RECORDS FOR THIS TASK:
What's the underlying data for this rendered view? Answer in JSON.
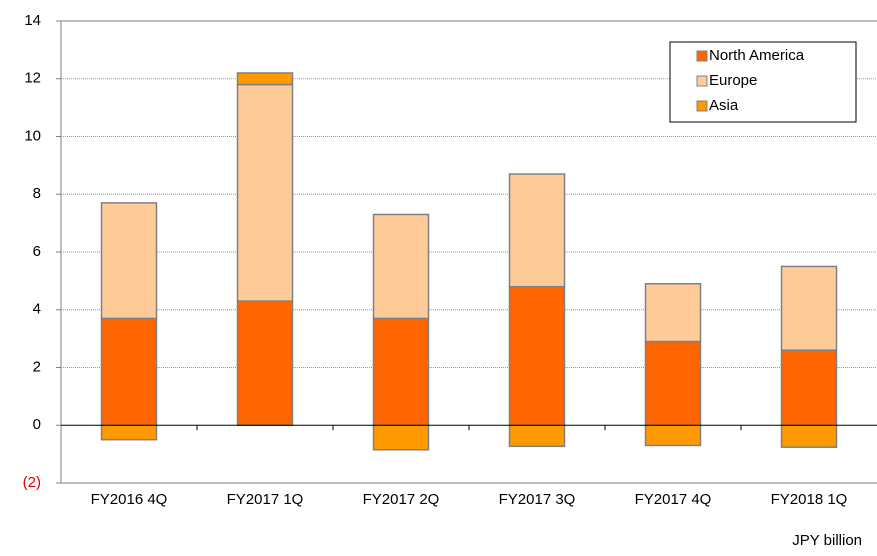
{
  "chart_data": {
    "type": "stacked_bar",
    "unit_note": "JPY billion",
    "categories": [
      "FY2016 4Q",
      "FY2017 1Q",
      "FY2017 2Q",
      "FY2017 3Q",
      "FY2017 4Q",
      "FY2018 1Q"
    ],
    "series": [
      {
        "name": "North America",
        "color": "#ff6600",
        "values": [
          3.7,
          4.3,
          3.7,
          4.8,
          2.9,
          2.6
        ]
      },
      {
        "name": "Europe",
        "color": "#ffcc99",
        "values": [
          4.0,
          7.5,
          3.6,
          3.9,
          2.0,
          2.9
        ]
      },
      {
        "name": "Asia",
        "color": "#ff9900",
        "values": [
          -0.5,
          0.4,
          -0.85,
          -0.73,
          -0.7,
          -0.76
        ]
      }
    ],
    "ylim": [
      -2,
      14
    ],
    "yticks": [
      {
        "value": -2,
        "label": "(2)"
      },
      0,
      2,
      4,
      6,
      8,
      10,
      12,
      14
    ],
    "grid": true,
    "legend": "upper right"
  }
}
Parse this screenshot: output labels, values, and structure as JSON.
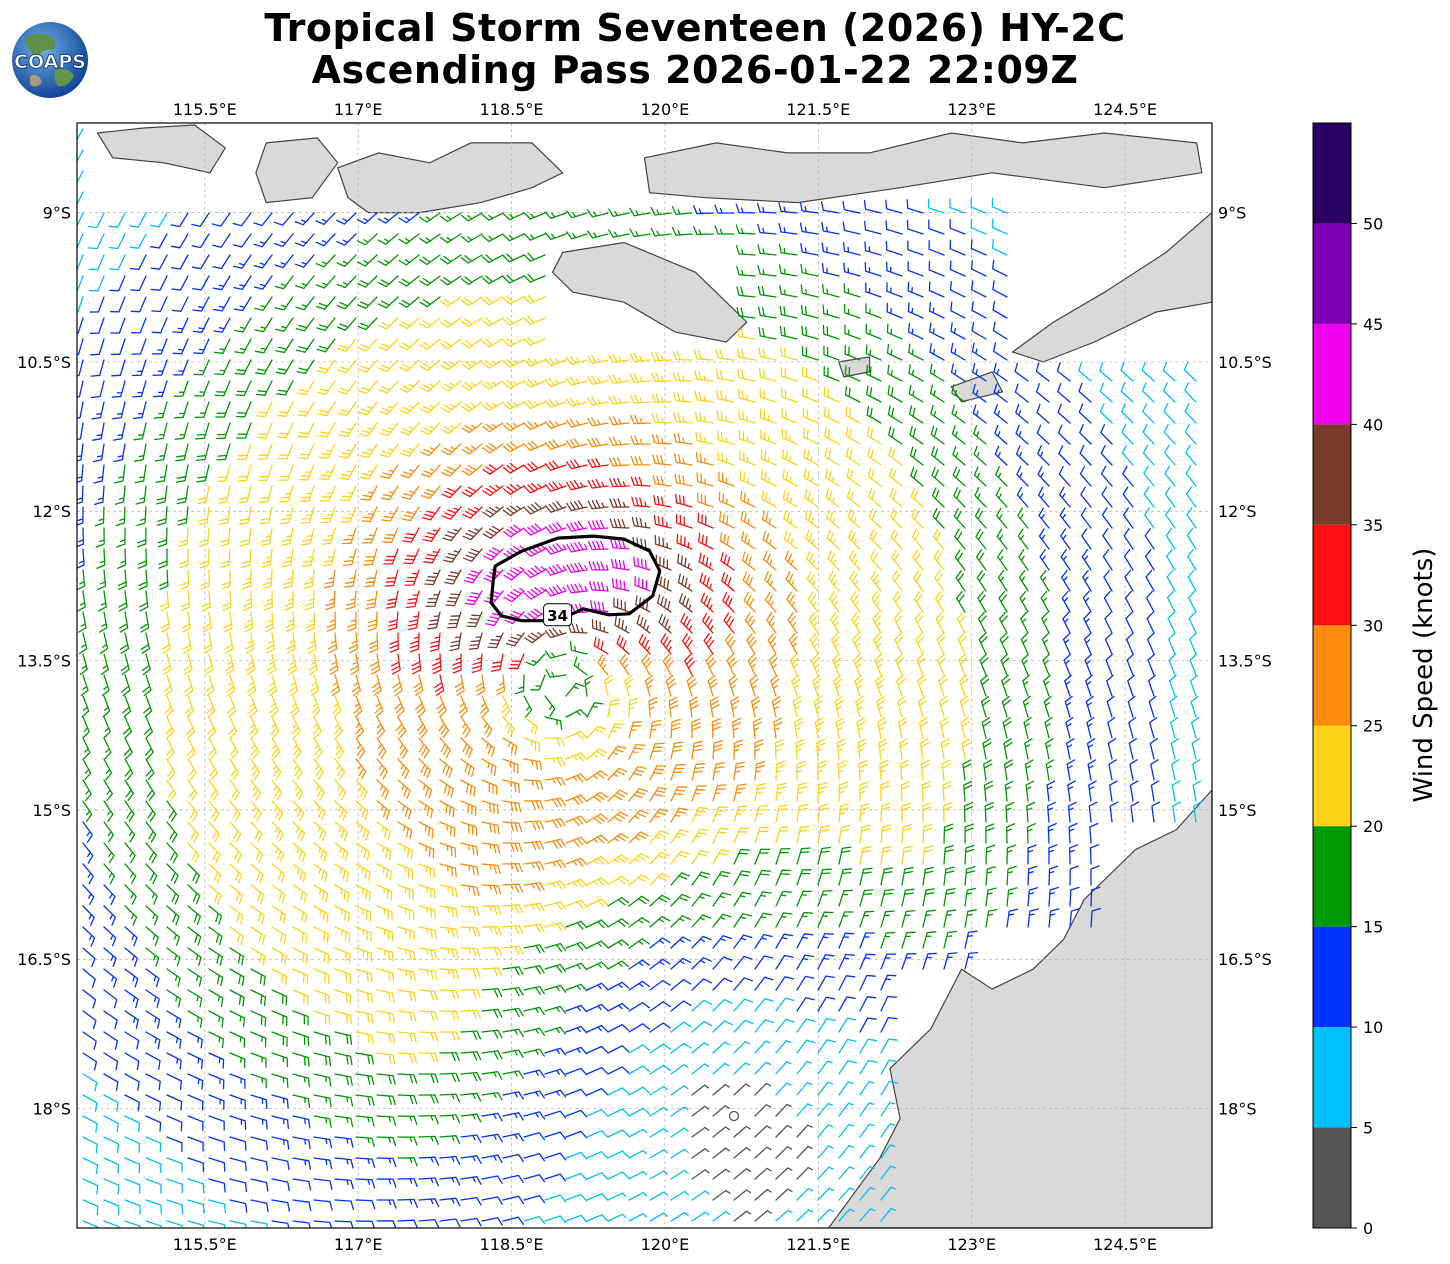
{
  "title": {
    "line1": "Tropical Storm Seventeen (2026) HY-2C",
    "line2": "Ascending Pass 2026-01-22 22:09Z"
  },
  "logo": {
    "text": "COAPS",
    "icon": "globe-logo"
  },
  "map": {
    "lon_range": [
      114.25,
      125.35
    ],
    "lat_range": [
      -19.2,
      -8.1
    ],
    "lon_ticks": [
      {
        "value": 115.5,
        "label": "115.5°E"
      },
      {
        "value": 117.0,
        "label": "117°E"
      },
      {
        "value": 118.5,
        "label": "118.5°E"
      },
      {
        "value": 120.0,
        "label": "120°E"
      },
      {
        "value": 121.5,
        "label": "121.5°E"
      },
      {
        "value": 123.0,
        "label": "123°E"
      },
      {
        "value": 124.5,
        "label": "124.5°E"
      }
    ],
    "lat_ticks": [
      {
        "value": -9.0,
        "label": "9°S"
      },
      {
        "value": -10.5,
        "label": "10.5°S"
      },
      {
        "value": -12.0,
        "label": "12°S"
      },
      {
        "value": -13.5,
        "label": "13.5°S"
      },
      {
        "value": -15.0,
        "label": "15°S"
      },
      {
        "value": -16.5,
        "label": "16.5°S"
      },
      {
        "value": -18.0,
        "label": "18°S"
      }
    ],
    "gridlines": true,
    "storm_center": {
      "lon": 119.0,
      "lat": -13.8
    },
    "contour_label": "34",
    "contour_34kt": [
      [
        118.34,
        -12.55
      ],
      [
        118.6,
        -12.4
      ],
      [
        118.95,
        -12.27
      ],
      [
        119.3,
        -12.25
      ],
      [
        119.6,
        -12.28
      ],
      [
        119.85,
        -12.4
      ],
      [
        119.95,
        -12.6
      ],
      [
        119.88,
        -12.85
      ],
      [
        119.65,
        -13.03
      ],
      [
        119.45,
        -13.04
      ],
      [
        119.2,
        -12.98
      ],
      [
        118.95,
        -13.1
      ],
      [
        118.6,
        -13.1
      ],
      [
        118.4,
        -13.05
      ],
      [
        118.3,
        -12.92
      ],
      [
        118.32,
        -12.7
      ]
    ],
    "land_color": "#d9d9d9",
    "coast_color": "#444444"
  },
  "wind_field": {
    "units": "knots",
    "vortex_center": {
      "lon": 119.0,
      "lat": -13.8
    },
    "max_speed_ring": "north of center, ~32-40 kt",
    "calm_region": "south-east near 120.5°E, 18°S"
  },
  "colorbar": {
    "label": "Wind Speed (knots)",
    "ticks": [
      0,
      5,
      10,
      15,
      20,
      25,
      30,
      35,
      40,
      45,
      50
    ],
    "bins": [
      {
        "from": 0,
        "to": 5,
        "color": "#555555"
      },
      {
        "from": 5,
        "to": 10,
        "color": "#00bfff"
      },
      {
        "from": 10,
        "to": 15,
        "color": "#0033ff"
      },
      {
        "from": 15,
        "to": 20,
        "color": "#009900"
      },
      {
        "from": 20,
        "to": 25,
        "color": "#ffd21a"
      },
      {
        "from": 25,
        "to": 30,
        "color": "#ff8c0a"
      },
      {
        "from": 30,
        "to": 35,
        "color": "#ff1010"
      },
      {
        "from": 35,
        "to": 40,
        "color": "#7a3b2a"
      },
      {
        "from": 40,
        "to": 45,
        "color": "#ee00ee"
      },
      {
        "from": 45,
        "to": 50,
        "color": "#7d00b4"
      },
      {
        "from": 50,
        "to": 55,
        "color": "#2b0060"
      }
    ]
  }
}
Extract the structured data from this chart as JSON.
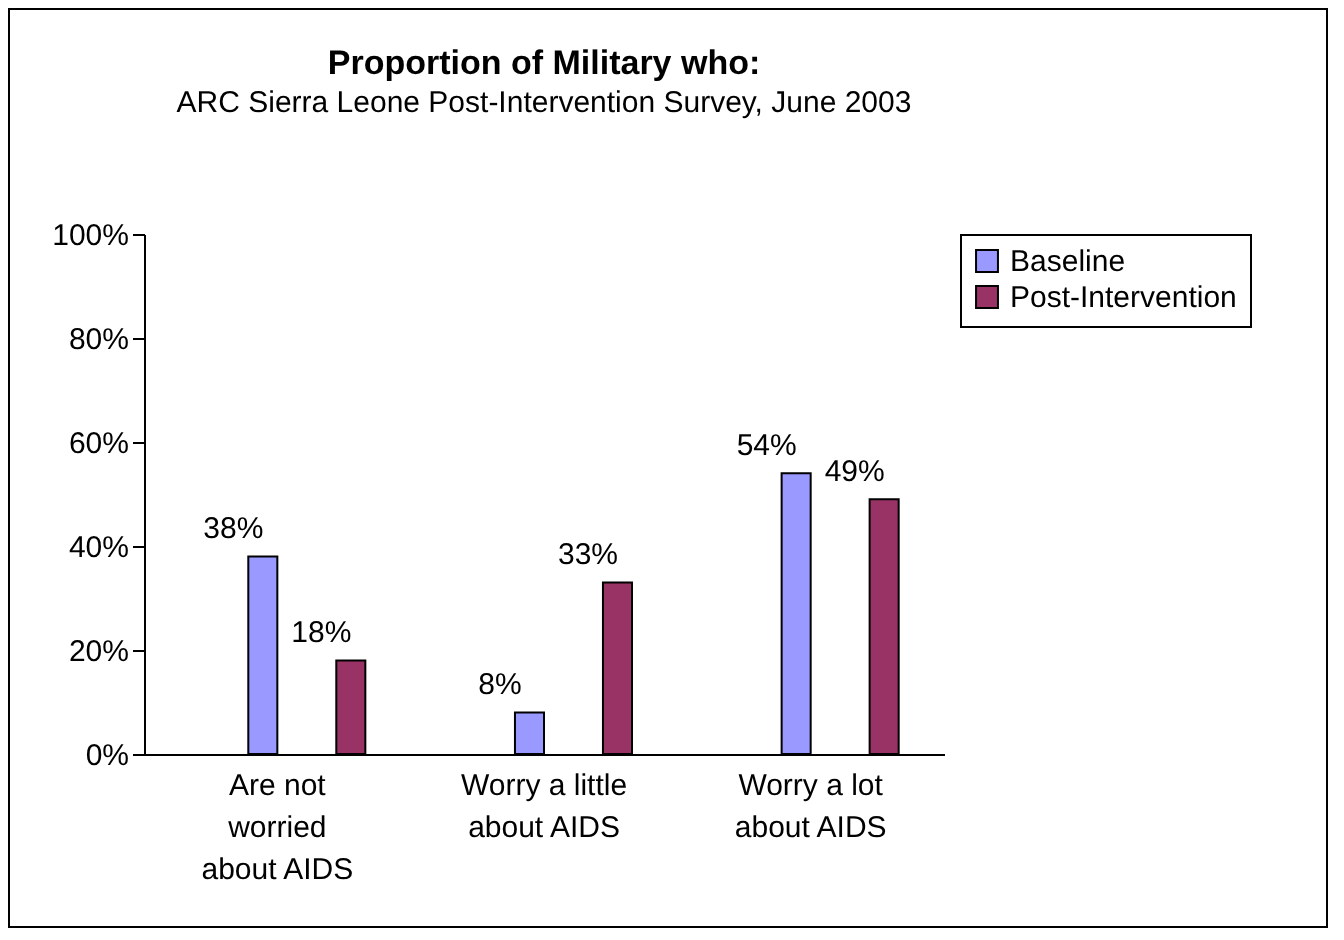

AIM: Return to the listing above and set it down exactly, leaving out its pictures.

ANSWER FOR THE TASK:
What's the underlying data for this rendered view? Answer in JSON.
{
  "chart_data": {
    "type": "stacked_bar",
    "unit_note": "JPY billion",
    "categories": [
      "FY2016 4Q",
      "FY2017 1Q",
      "FY2017 2Q",
      "FY2017 3Q",
      "FY2017 4Q",
      "FY2018 1Q"
    ],
    "series": [
      {
        "name": "North America",
        "color": "#ff6600",
        "values": [
          3.7,
          4.3,
          3.7,
          4.8,
          2.9,
          2.6
        ]
      },
      {
        "name": "Europe",
        "color": "#ffcc99",
        "values": [
          4.0,
          7.5,
          3.6,
          3.9,
          2.0,
          2.9
        ]
      },
      {
        "name": "Asia",
        "color": "#ff9900",
        "values": [
          -0.5,
          0.4,
          -0.85,
          -0.73,
          -0.7,
          -0.76
        ]
      }
    ],
    "ylim": [
      -2,
      14
    ],
    "yticks": [
      {
        "value": -2,
        "label": "(2)"
      },
      0,
      2,
      4,
      6,
      8,
      10,
      12,
      14
    ],
    "grid": true,
    "legend": "upper right"
  }
}
Parse this screenshot: output labels, values, and structure as JSON.
{
  "title": {
    "line1": "Tropical Storm Seventeen (2026) HY-2C",
    "line2": "Ascending Pass 2026-01-22 22:09Z"
  },
  "logo": {
    "text": "COAPS",
    "icon": "globe-logo"
  },
  "map": {
    "lon_range": [
      114.25,
      125.35
    ],
    "lat_range": [
      -19.2,
      -8.1
    ],
    "lon_ticks": [
      {
        "value": 115.5,
        "label": "115.5°E"
      },
      {
        "value": 117.0,
        "label": "117°E"
      },
      {
        "value": 118.5,
        "label": "118.5°E"
      },
      {
        "value": 120.0,
        "label": "120°E"
      },
      {
        "value": 121.5,
        "label": "121.5°E"
      },
      {
        "value": 123.0,
        "label": "123°E"
      },
      {
        "value": 124.5,
        "label": "124.5°E"
      }
    ],
    "lat_ticks": [
      {
        "value": -9.0,
        "label": "9°S"
      },
      {
        "value": -10.5,
        "label": "10.5°S"
      },
      {
        "value": -12.0,
        "label": "12°S"
      },
      {
        "value": -13.5,
        "label": "13.5°S"
      },
      {
        "value": -15.0,
        "label": "15°S"
      },
      {
        "value": -16.5,
        "label": "16.5°S"
      },
      {
        "value": -18.0,
        "label": "18°S"
      }
    ],
    "gridlines": true,
    "storm_center": {
      "lon": 119.0,
      "lat": -13.8
    },
    "contour_label": "34",
    "contour_34kt": [
      [
        118.34,
        -12.55
      ],
      [
        118.6,
        -12.4
      ],
      [
        118.95,
        -12.27
      ],
      [
        119.3,
        -12.25
      ],
      [
        119.6,
        -12.28
      ],
      [
        119.85,
        -12.4
      ],
      [
        119.95,
        -12.6
      ],
      [
        119.88,
        -12.85
      ],
      [
        119.65,
        -13.03
      ],
      [
        119.45,
        -13.04
      ],
      [
        119.2,
        -12.98
      ],
      [
        118.95,
        -13.1
      ],
      [
        118.6,
        -13.1
      ],
      [
        118.4,
        -13.05
      ],
      [
        118.3,
        -12.92
      ],
      [
        118.32,
        -12.7
      ]
    ],
    "land_color": "#d9d9d9",
    "coast_color": "#444444"
  },
  "wind_field": {
    "units": "knots",
    "vortex_center": {
      "lon": 119.0,
      "lat": -13.8
    },
    "max_speed_ring": "north of center, ~32-40 kt",
    "calm_region": "south-east near 120.5°E, 18°S"
  },
  "colorbar": {
    "label": "Wind Speed (knots)",
    "ticks": [
      0,
      5,
      10,
      15,
      20,
      25,
      30,
      35,
      40,
      45,
      50
    ],
    "bins": [
      {
        "from": 0,
        "to": 5,
        "color": "#555555"
      },
      {
        "from": 5,
        "to": 10,
        "color": "#00bfff"
      },
      {
        "from": 10,
        "to": 15,
        "color": "#0033ff"
      },
      {
        "from": 15,
        "to": 20,
        "color": "#009900"
      },
      {
        "from": 20,
        "to": 25,
        "color": "#ffd21a"
      },
      {
        "from": 25,
        "to": 30,
        "color": "#ff8c0a"
      },
      {
        "from": 30,
        "to": 35,
        "color": "#ff1010"
      },
      {
        "from": 35,
        "to": 40,
        "color": "#7a3b2a"
      },
      {
        "from": 40,
        "to": 45,
        "color": "#ee00ee"
      },
      {
        "from": 45,
        "to": 50,
        "color": "#7d00b4"
      },
      {
        "from": 50,
        "to": 55,
        "color": "#2b0060"
      }
    ]
  }
}
Extract the structured data from this chart as JSON.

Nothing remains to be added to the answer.